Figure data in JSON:
━━━

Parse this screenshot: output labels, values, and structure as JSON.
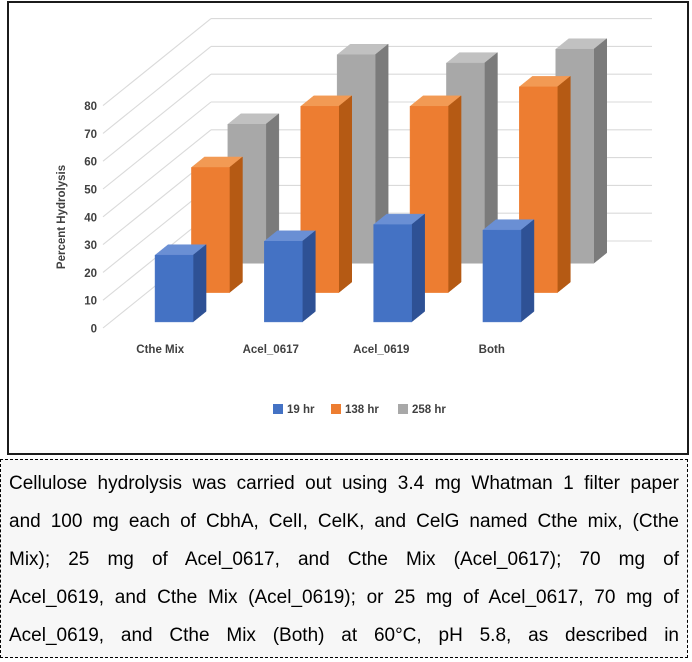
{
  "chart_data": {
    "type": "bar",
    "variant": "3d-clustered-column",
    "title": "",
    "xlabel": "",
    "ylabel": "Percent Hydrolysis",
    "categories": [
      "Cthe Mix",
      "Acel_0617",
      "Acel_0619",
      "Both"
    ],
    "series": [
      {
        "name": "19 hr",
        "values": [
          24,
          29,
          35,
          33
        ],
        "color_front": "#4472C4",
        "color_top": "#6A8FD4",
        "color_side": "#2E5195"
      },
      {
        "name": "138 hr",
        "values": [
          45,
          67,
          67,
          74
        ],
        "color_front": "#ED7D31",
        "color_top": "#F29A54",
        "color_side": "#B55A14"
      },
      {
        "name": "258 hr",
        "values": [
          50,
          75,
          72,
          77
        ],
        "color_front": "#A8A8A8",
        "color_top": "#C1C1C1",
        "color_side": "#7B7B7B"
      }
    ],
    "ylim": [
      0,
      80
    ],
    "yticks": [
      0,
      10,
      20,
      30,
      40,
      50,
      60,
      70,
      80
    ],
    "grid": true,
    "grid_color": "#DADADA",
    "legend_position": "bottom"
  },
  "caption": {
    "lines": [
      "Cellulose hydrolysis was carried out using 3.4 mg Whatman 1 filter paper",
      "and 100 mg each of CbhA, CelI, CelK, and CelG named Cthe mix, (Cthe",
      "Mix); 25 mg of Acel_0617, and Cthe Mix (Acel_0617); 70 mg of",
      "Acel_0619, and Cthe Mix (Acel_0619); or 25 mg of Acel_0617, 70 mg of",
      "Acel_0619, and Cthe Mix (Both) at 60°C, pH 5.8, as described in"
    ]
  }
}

━━━

• _WHAT TO DO_: Write out the records above exactly as they appear, leaving out any pictures.

• _EXPECTED ANSWER_:
Parse this screenshot: output labels, values, and structure as JSON.
{
  "chart_data": {
    "type": "bar",
    "variant": "3d-clustered-column",
    "title": "",
    "xlabel": "",
    "ylabel": "Percent Hydrolysis",
    "categories": [
      "Cthe Mix",
      "Acel_0617",
      "Acel_0619",
      "Both"
    ],
    "series": [
      {
        "name": "19 hr",
        "values": [
          24,
          29,
          35,
          33
        ],
        "color_front": "#4472C4",
        "color_top": "#6A8FD4",
        "color_side": "#2E5195"
      },
      {
        "name": "138 hr",
        "values": [
          45,
          67,
          67,
          74
        ],
        "color_front": "#ED7D31",
        "color_top": "#F29A54",
        "color_side": "#B55A14"
      },
      {
        "name": "258 hr",
        "values": [
          50,
          75,
          72,
          77
        ],
        "color_front": "#A8A8A8",
        "color_top": "#C1C1C1",
        "color_side": "#7B7B7B"
      }
    ],
    "ylim": [
      0,
      80
    ],
    "yticks": [
      0,
      10,
      20,
      30,
      40,
      50,
      60,
      70,
      80
    ],
    "grid": true,
    "grid_color": "#DADADA",
    "legend_position": "bottom"
  },
  "caption": {
    "lines": [
      "Cellulose hydrolysis was carried out using 3.4 mg Whatman 1 filter paper",
      "and 100 mg each of CbhA, CelI, CelK, and CelG named Cthe mix, (Cthe",
      "Mix); 25 mg of Acel_0617, and Cthe Mix (Acel_0617); 70 mg of",
      "Acel_0619, and Cthe Mix (Acel_0619); or 25 mg of Acel_0617, 70 mg of",
      "Acel_0619, and Cthe Mix (Both) at 60°C, pH 5.8, as described in"
    ]
  }
}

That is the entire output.